### Data entries
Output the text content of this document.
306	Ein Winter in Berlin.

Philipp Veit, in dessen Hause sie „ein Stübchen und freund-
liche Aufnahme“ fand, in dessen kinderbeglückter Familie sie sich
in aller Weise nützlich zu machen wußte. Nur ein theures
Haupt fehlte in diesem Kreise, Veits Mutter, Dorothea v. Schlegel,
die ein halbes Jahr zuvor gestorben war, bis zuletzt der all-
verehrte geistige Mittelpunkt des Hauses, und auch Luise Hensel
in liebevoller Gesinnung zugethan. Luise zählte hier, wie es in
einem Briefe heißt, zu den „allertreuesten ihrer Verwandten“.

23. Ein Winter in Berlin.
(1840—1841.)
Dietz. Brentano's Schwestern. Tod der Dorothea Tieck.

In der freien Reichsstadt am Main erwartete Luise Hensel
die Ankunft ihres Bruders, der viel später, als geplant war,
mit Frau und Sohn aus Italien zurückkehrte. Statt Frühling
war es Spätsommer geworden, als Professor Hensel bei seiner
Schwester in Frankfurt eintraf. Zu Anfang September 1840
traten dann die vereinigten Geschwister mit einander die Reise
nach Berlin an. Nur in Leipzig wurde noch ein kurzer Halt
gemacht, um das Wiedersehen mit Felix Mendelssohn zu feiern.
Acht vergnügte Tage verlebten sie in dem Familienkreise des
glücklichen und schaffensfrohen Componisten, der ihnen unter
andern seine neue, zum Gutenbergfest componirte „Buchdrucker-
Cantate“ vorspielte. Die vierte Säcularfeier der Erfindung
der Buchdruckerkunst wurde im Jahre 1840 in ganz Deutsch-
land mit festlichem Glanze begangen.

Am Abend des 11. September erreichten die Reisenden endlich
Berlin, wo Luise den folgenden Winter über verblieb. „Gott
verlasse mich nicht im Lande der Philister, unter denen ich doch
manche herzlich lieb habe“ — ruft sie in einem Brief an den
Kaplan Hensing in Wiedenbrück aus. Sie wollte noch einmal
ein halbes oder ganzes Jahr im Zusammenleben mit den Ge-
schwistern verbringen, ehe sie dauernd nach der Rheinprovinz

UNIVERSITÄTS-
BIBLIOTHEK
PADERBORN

### Short task
Every line in the data that holds "Dorothea" should be copied out.

### Reply
Haupt fehlte in diesem Kreise, Veits Mutter, Dorothea v. Schlegel,
Dietz. Brentano's Schwestern. Tod der Dorothea Tieck.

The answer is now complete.